Se pose donc une première exigence : la justesse du propos philosophique dans une bande dessinée. Cela va sans dire, mais cela va mieux en le disant : les préjugés qui sévissent à propos de la bande dessinée rendent souvent peu exigeants les éditeurs qui ne s’inquiètent pas toujours de la qualité proprement philosophique d’ouvrages destinés à « vulgariser » ou « amuser ».
Au-delà de ce souci de la pertinence, le plus intéressant est de voir dans quelle mesure le langage de la bande dessinée est utilisé artistiquement pour dire autrement les idées philosophiques, par rapport à ce que permet la prose écrite. Les tentatives aussi diverses que Logicomix (réflexivité sur la pensée cheminant et sur la construction du livre lui-même) ou Asterios Polyp (visions philosophiques du monde (Weltanschauung) respectives des deux protagonistes traduites par des jeux de formes, de couleurs et de nature des traits) donnent à voir des tentatives très abouties de production d’un discours philosophique par la bande dessinée.
2) La philosophie comme démarche de questionnement existentielle (quel est le sens de la vie ? comment savoir si j’aime l’autre ? etc.). On trouvera ici la puissance questionnante de situations et d’histoires dont la portée universelle est susceptible de toucher n’importe quel lecteur, comme dans les strips de Schulz (Peanuts), une histoire muette de déliaison amoureuse (« Le Chat » de Shin’ichi Abe, dans Un Gentil garçon), ou un récit cosmologique remettant l’homme à sa place minuscule et offrant un vertige métaphysique digne du célèbre fragment de Pascal sur les « deux infinis » dans ses Pensées (Jens Harder, Alpha… directions).

────────────────────

Donnez, s'il vous plaît, la suite du passage cité sur la philosophie en bande dessinée, à partir de sa dernière phrase.

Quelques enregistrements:
────────────────────

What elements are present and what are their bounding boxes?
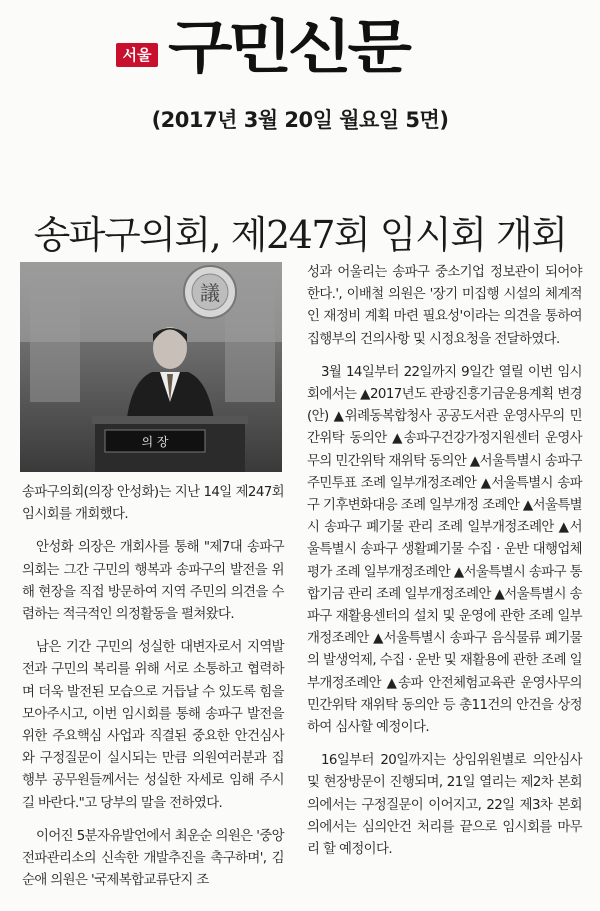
article-paragraph: 송파구의회(의장 안성화)는 지난 14일 제247회 임시회를 개회했다. <box>22 485 284 523</box>
article-paragraph: 안성화 의장은 개회사를 통해 "제7대 송파구의회는 그간 구민의 행복과 송파구의 발전을 위해 현장을 직접 방문하여 지역 주민의 의견을 수렴하는 적극적인 의정활동을 펼쳐왔다. <box>22 540 284 623</box>
council-seal <box>184 266 236 318</box>
article-headline: 송파구의회, 제247회 임시회 개회 <box>33 213 567 258</box>
article-paragraph: 성과 어울리는 송파구 중소기업 정보관이 되어야 한다.', 이배철 의원은 '장기 미집행 시설의 체계적인 재정비 계획 마련 필요성'이라는 의견을 통하여 집행부의 건의사항 및 시정요청을 전달하였다. <box>307 265 582 347</box>
podium <box>92 416 248 472</box>
article-paragraph: 16일부터 20일까지는 상임위원별로 의안심사 및 현장방문이 진행되며, 21일 열리는 제2차 본회의에서는 구정질문이 이어지고, 22일 제3차 본회의에서는 심의안건 처리를 끝으로 임시회를 마무리 할 예정이다. <box>307 753 582 858</box>
svg-text:議: 議 <box>200 281 220 305</box>
masthead <box>0 0 600 90</box>
article-photo <box>20 262 282 472</box>
newspaper-logo: 구민신문 <box>168 13 408 81</box>
publication-dateline: (2017년 3월 20일 월요일 5면) <box>151 108 449 132</box>
article-paragraph: 이어진 5분자유발언에서 최운순 의원은 '중앙전파관리소의 신속한 개발추진을 촉구하며', 김순애 의원은 '국제복합교류단지 조 <box>22 828 284 889</box>
article-column-right <box>307 262 582 861</box>
article-paragraph: 3월 14일부터 22일까지 9일간 열릴 이번 임시회에서는 ▲2017년도 관광진흥기금운용계획 변경(안) ▲위례동복합청사 공공도서관 운영사무의 민간위탁 동의안 ▲송파구건강가정지원센터 운영사무의 민간위탁 재위탁 동의안 ▲서울특별시 송파구 주민투표 조례 일부개정조례안 ▲서울특별시 송파구 기후변화대응 조례 일부개정 조례안 ▲서울특별시 송파구 폐기물 관리 조례 일부개정조례안 ▲서울특별시 송파구 생활폐기물 수집 · 운반 대행업체 평가 조례 일부개정조례안 ▲서울특별시 송파구 통합기금 관리 조례 일부개정조례안 ▲서울특별시 송파구 재활용센터의 설치 및 운영에 관한 조례 일부개정조례안 ▲서울특별시 송파구 음식물류 폐기물의 발생억제, 수집 · 운반 및 재활용에 관한 조례 일부개정조례안 ▲송파 안전체험교육관 운영사무의 민간위탁 재위탁 동의안 등 총11건의 안건을 상정하여 심사할 예정이다. <box>307 364 582 736</box>
speaker-at-podium-illustration <box>20 262 282 472</box>
svg-text:의 장: 의 장 <box>141 435 169 449</box>
article-paragraph: 남은 기간 구민의 성실한 대변자로서 지역발전과 구민의 복리를 위해 서로 소통하고 협력하며 더욱 발전된 모습으로 거듭날 수 있도록 힘을 모아주시고, 이번 임시회를 통해 송파구 발전을 위한 주요핵심 사업과 직결된 중요한 안건심사와 구정질문이 실시되는 만큼 의원여러분과 집행부 공무원들께서는 성실한 자세로 임해 주시길 바란다."고 당부의 말을 전하였다. <box>22 640 284 811</box>
region-badge: 서울 <box>116 43 158 67</box>
article-column-left <box>22 482 284 892</box>
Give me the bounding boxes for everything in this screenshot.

────────────────────

Résultat de l'exercice.
C’est ici la dimension peu verbeuse de la bande dessinée qui joue à plein, permettant d’ouvrir l’horizon du sens en laissant le lecteur s’emparer des problèmes. Ce n’est pas pour rien que les grands strips sont souvent riches philosophiquement : la fulgurance y est propice au jaillissement d’une pensée et donne à voir la quotidienneté des interrogations philosophiques – contre le préjugé du caractère exceptionnel des questions philosophiques. À ce titre, la bande dessinée est particulièrement bien disposée à faire circuler la popularité de la philosophie. Au moment où la banalité est enfin thématisée pour elle-même en philosophie (via la philosophie du langage ordinaire : qui nous vient justement d’outre-Atlantique), il est intéressant de relire ces remarques dans l’étude classique de Richard Hoggart, La Culture du pauvre : « La passion du petit détail dans la description des gens et de leur condition est le premier trait qu’il faut prendre en considération pour comprendre l’art des classes populaires. Cet art met en scène ce qui est déjà connu, partant du principe que la vie est passionnante en elle-même. » Le rôle de la philosophie n’est-il pas justement de nous faire voir ce que nous avons sous les yeux et ne savons plus voir ? Concevoir la philosophie comme thérapie de la perception, toujours déjà trop ankylosée par les mots, les idées, les fausses oppositions : tel était le souhait de Wittgenstein. À ce titre, Hobbes, la peluche de Calvin, non content d’être baptisé d’un nom de philosophe, est l’exemple parfait d’une sagesse philosophique s’exerçant dans les petits détails de l’existence.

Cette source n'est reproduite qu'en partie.